From the listing below, extract each line containing the string "Occupier".

- _Raw data_:
——
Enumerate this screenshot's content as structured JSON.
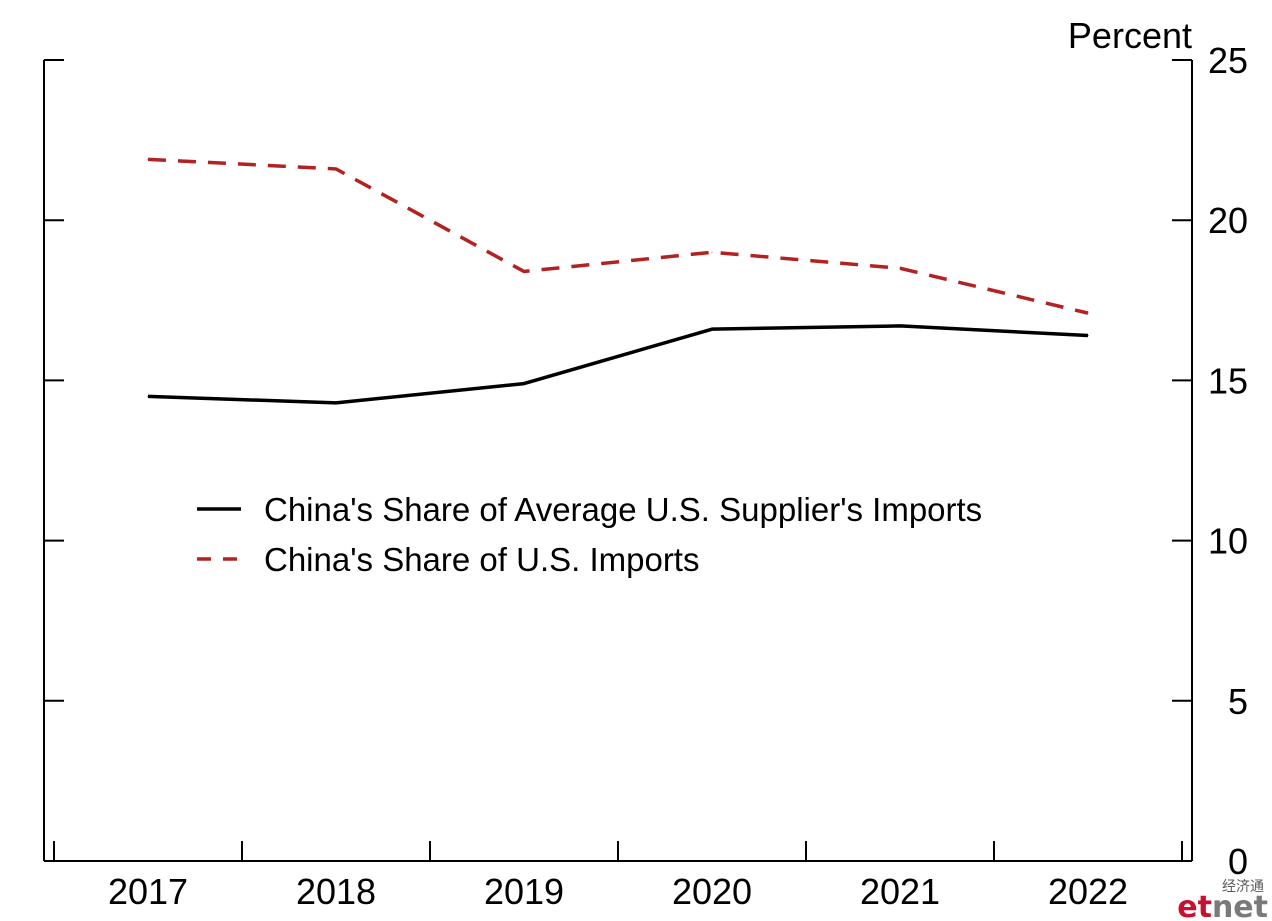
{
  "chart_data": {
    "type": "line",
    "x": [
      "2017",
      "2018",
      "2019",
      "2020",
      "2021",
      "2022"
    ],
    "series": [
      {
        "name": "China's Share of Average U.S. Supplier's Imports",
        "values": [
          14.5,
          14.3,
          14.9,
          16.6,
          16.7,
          16.4
        ],
        "color": "#000000",
        "style": "solid"
      },
      {
        "name": "China's Share of U.S. Imports",
        "values": [
          21.9,
          21.6,
          18.4,
          19.0,
          18.5,
          17.1
        ],
        "color": "#b22222",
        "style": "dashed"
      }
    ],
    "y_unit_label": "Percent",
    "ylim": [
      0,
      25
    ],
    "yticks": [
      "0",
      "5",
      "10",
      "15",
      "20",
      "25"
    ],
    "y_axis_side": "right",
    "grid": false,
    "legend_placement": "center-left"
  },
  "watermark": {
    "chinese": "经济通",
    "brand_et": "et",
    "brand_net": "net",
    "colors": {
      "et": "#c8102e",
      "net": "#7a7a7a"
    }
  }
}
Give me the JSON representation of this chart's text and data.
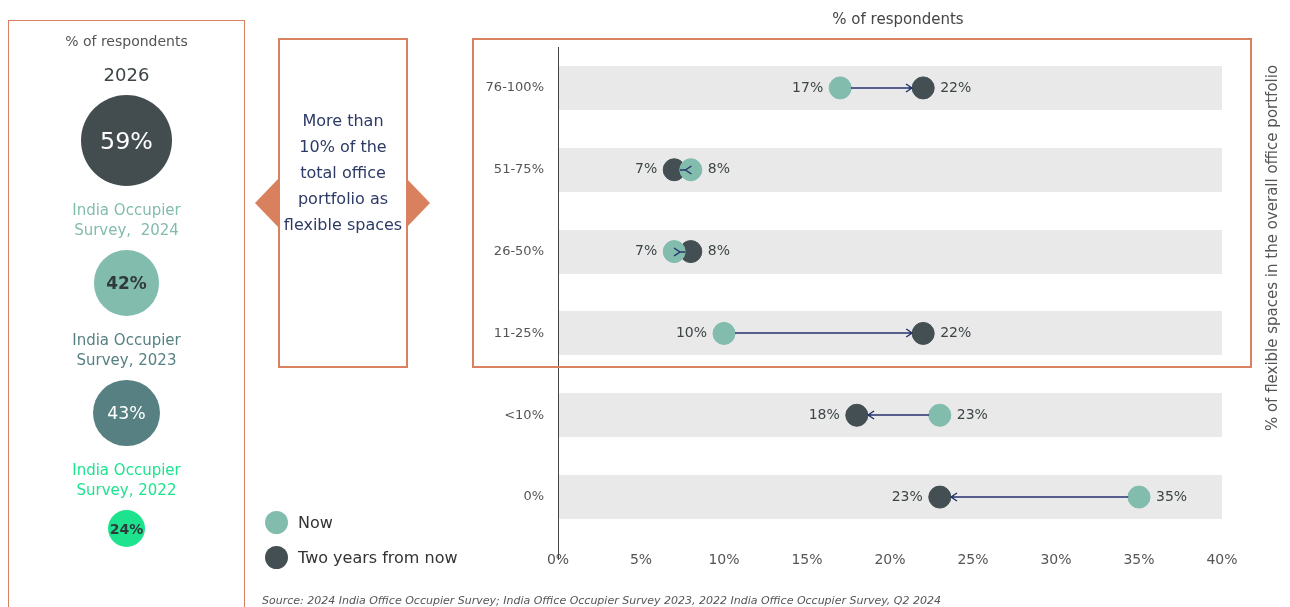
{
  "chart_data": [
    {
      "type": "other",
      "title": "% of respondents",
      "categories": [
        "2026",
        "India Occupier Survey,  2024",
        "India Occupier Survey, 2023",
        "India Occupier Survey, 2022"
      ],
      "values": [
        59,
        42,
        43,
        24
      ],
      "value_labels": [
        "59%",
        "42%",
        "43%",
        "24%"
      ],
      "colors": [
        "#434d4f",
        "#82bcad",
        "#568082",
        "#1ee38e"
      ]
    },
    {
      "type": "scatter",
      "orientation": "horizontal",
      "xlabel": "% of respondents",
      "ylabel": "% of flexible spaces in the overall office portfolio",
      "categories": [
        "76-100%",
        "51-75%",
        "26-50%",
        "11-25%",
        "<10%",
        "0%"
      ],
      "series": [
        {
          "name": "Now",
          "color": "#82bcad",
          "values": [
            17,
            8,
            7,
            10,
            23,
            35
          ],
          "value_labels": [
            "17%",
            "8%",
            "7%",
            "10%",
            "23%",
            "35%"
          ]
        },
        {
          "name": "Two years from now",
          "color": "#434f52",
          "values": [
            22,
            7,
            8,
            22,
            18,
            23
          ],
          "value_labels": [
            "22%",
            "7%",
            "8%",
            "22%",
            "18%",
            "23%"
          ]
        }
      ],
      "xlim": [
        0,
        40
      ],
      "xticks": [
        {
          "value": 0,
          "label": "0%"
        },
        {
          "value": 5,
          "label": "5%"
        },
        {
          "value": 10,
          "label": "10%"
        },
        {
          "value": 15,
          "label": "15%"
        },
        {
          "value": 20,
          "label": "20%"
        },
        {
          "value": 25,
          "label": "25%"
        },
        {
          "value": 30,
          "label": "30%"
        },
        {
          "value": 35,
          "label": "35%"
        },
        {
          "value": 40,
          "label": "40%"
        }
      ],
      "grid": "y",
      "legend": "bottom left",
      "marker": "circle",
      "annotations": [
        "More than 10% of the total office portfolio as flexible spaces",
        "Source: 2024 India Office Occupier Survey; India Office Occupier Survey 2023, 2022 India Office Occupier Survey, Q2 2024"
      ]
    }
  ]
}
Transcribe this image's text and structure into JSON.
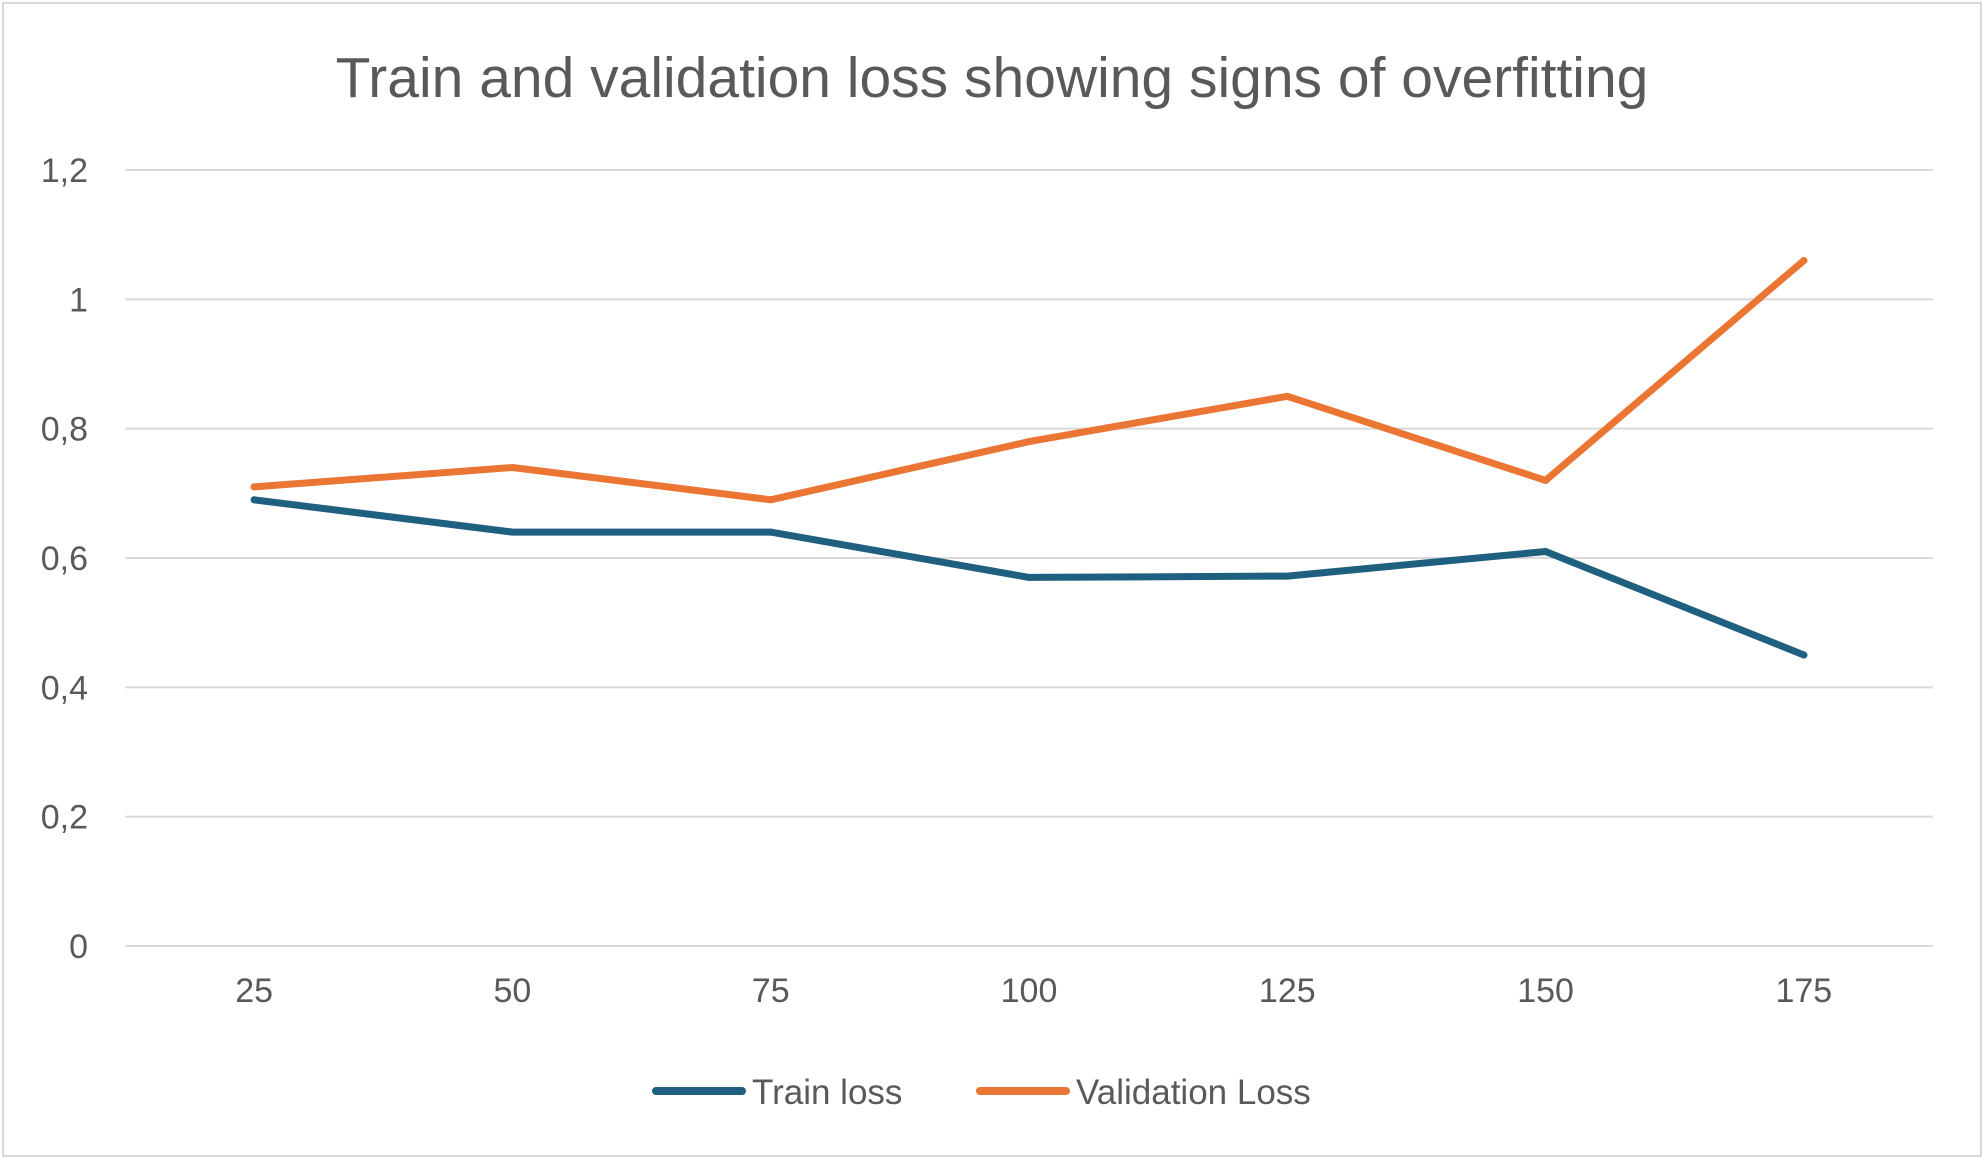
——
- _Written reply_:
        "India Occupier Survey,  2024",
        "India Occupier Survey, 2023",
        "India Occupier Survey, 2022"
        "Source: 2024 India Office Occupier Survey; India Office Occupier Survey 2023, 2022 India Office Occupier Survey, Q2 2024"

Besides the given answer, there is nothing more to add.